- TASKS AND EXERCISES:
(a) Copy the passage of the article about the Clooney sisters from "The girls' mother" to "Guilfoyle didn't permit." word for word.
(b) In the article about the Clooney sisters, how much did each sister earn per week after being hired?
(c) The article about the Clooney sisters says they could go out with the band members only in a few Texas towns. Explain why.
----- READING TEXT
Grandfather Andrew Clooney, a jeweler twice elected mayor in their hometown of Maysville, Ky., often featured the youngsters as entertainers at political rallies.

"We would sing on street corners, anywhere we could collect a crowd," Clooney said. "Betty had a natural gift for harmony. Her voice was lower than mine."

After the family moved to Cincinnati, Betty-then in junior high school-auditioned for a local talent variety show, singing "Temptation," and was selected.

"I didn't try out," Rosemary said, "I guess, because I was afraid I wouldn't make it."

But the "entry" did make it on a Cincinnati radio station in 1945.

"My dad was a drinker," Clooney readily admitted. "He went off the wagon on V-J Day and disappeared for three weeks. So we took a streetcar downtown and auditioned. We were kind of pushed into it. We were 16 and 13 at the time."

The girls' mother and their brother Nick were living in California then, Clooney said.

After singing "Pattycake Man," "Dream" and "Hallelujah"-"those three songs, over and over, they hired us. It was an open audition. They put us with a voice coach, and we made $20 a week apiece. I think I saved more then than I do now."

After about 18 months on local radio, the teen-agers (then 18 and 15) went on the road with Pastor, but were chaperoned by their uncle and legal guardian, George Guilfoyle, a freshly discharged Army bomber pilot who traveled with them.

"Uncle George was only six years older than I was," Clooney said, "but he was tougher than anybody in the world."

The sisters sneaked smokes and tried to date members of the band, which Guilfoyle didn't permit.

"Betty loved a trumpet player and I loved a guitar player, but it was only when we played a few towns in Texas that we were able to go out with the guys," Clooney said. "That's where Uncle George had trained and where he had girlfriends." She laughed. "He was too busy to keep his eyes on us.

"Everybody adored Betty. She was engaged to so many guys. When they would break up, she would give them a St. Christopher medal."

Press releases say Betty Clooney grew weary of the one-night stands after two years on the road, quit the tour and returned home. But Rosemary gave a different version.

"The real reason she quit," Clooney said, "was because she knew I had a (deal for a) record contract and I wouldn't be the one to make a break. She started working again in Cincinnati on a TV station."

Rosemary signed a Columbia Records contract after the split and soon hit the jackpot with "Come On-a-My House" and, later, the enduring hit "Tenderly."
----------
----- RECORDS PROVIDED
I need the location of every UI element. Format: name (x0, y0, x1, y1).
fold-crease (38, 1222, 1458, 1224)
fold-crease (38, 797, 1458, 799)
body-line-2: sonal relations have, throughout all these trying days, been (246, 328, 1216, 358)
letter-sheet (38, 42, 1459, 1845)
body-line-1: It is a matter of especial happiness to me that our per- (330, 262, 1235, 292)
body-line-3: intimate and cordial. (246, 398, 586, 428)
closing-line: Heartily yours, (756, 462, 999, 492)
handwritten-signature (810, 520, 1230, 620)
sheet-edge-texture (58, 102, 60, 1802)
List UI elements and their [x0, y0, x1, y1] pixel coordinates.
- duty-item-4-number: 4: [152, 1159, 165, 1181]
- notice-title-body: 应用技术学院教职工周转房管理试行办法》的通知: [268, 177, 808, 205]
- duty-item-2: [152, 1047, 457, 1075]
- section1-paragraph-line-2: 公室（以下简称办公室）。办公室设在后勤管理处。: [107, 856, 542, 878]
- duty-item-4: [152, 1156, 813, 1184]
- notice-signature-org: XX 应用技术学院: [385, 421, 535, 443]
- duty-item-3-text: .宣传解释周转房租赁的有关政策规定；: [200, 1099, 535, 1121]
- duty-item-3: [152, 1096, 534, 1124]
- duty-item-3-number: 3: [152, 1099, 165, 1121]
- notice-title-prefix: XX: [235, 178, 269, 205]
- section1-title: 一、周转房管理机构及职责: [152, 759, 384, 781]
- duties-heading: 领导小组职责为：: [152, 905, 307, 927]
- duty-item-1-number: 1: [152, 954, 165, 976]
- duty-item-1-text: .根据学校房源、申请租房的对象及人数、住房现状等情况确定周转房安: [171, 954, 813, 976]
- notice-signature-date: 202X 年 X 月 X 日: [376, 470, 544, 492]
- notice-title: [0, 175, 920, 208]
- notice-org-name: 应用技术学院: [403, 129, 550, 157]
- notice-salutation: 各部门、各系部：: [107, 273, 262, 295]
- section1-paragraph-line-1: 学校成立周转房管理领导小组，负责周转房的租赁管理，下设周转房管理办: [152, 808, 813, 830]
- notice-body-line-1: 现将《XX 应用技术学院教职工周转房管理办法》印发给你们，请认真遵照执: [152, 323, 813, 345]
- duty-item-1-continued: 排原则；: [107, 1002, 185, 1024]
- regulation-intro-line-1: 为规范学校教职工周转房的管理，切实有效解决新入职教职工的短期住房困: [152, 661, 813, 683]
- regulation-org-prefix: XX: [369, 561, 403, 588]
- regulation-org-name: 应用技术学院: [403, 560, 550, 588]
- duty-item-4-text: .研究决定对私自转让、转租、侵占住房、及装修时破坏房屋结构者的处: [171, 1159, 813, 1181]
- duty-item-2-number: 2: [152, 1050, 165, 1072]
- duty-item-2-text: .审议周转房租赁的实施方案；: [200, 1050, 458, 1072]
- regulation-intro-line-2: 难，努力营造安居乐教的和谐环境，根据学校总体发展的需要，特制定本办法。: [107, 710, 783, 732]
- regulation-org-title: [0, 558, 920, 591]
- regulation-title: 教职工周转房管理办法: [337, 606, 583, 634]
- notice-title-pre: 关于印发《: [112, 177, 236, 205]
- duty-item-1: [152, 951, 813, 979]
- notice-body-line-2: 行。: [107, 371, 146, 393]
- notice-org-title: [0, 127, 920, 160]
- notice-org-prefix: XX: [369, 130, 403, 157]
----------
- RESPONSES TO THE EXERCISE:
(a)
The girls' mother and their brother Nick were living in California then, Clooney said.

After singing "Pattycake Man," "Dream" and "Hallelujah"-"those three songs, over and over, they hired us. It was an open audition. They put us with a voice coach, and we made $20 a week apiece. I think I saved more then than I do now."

After about 18 months on local radio, the teen-agers (then 18 and 15) went on the road with Pastor, but were chaperoned by their uncle and legal guardian, George Guilfoyle, a freshly discharged Army bomber pilot who traveled with them.

"Uncle George was only six years older than I was," Clooney said, "but he was tougher than anybody in the world."

The sisters sneaked smokes and tried to date members of the band, which Guilfoyle didn't permit.

(b) $20 a week apiece.

(c) Uncle George had trained in Texas and had girlfriends there. He was too busy with them to keep his eyes on the sisters.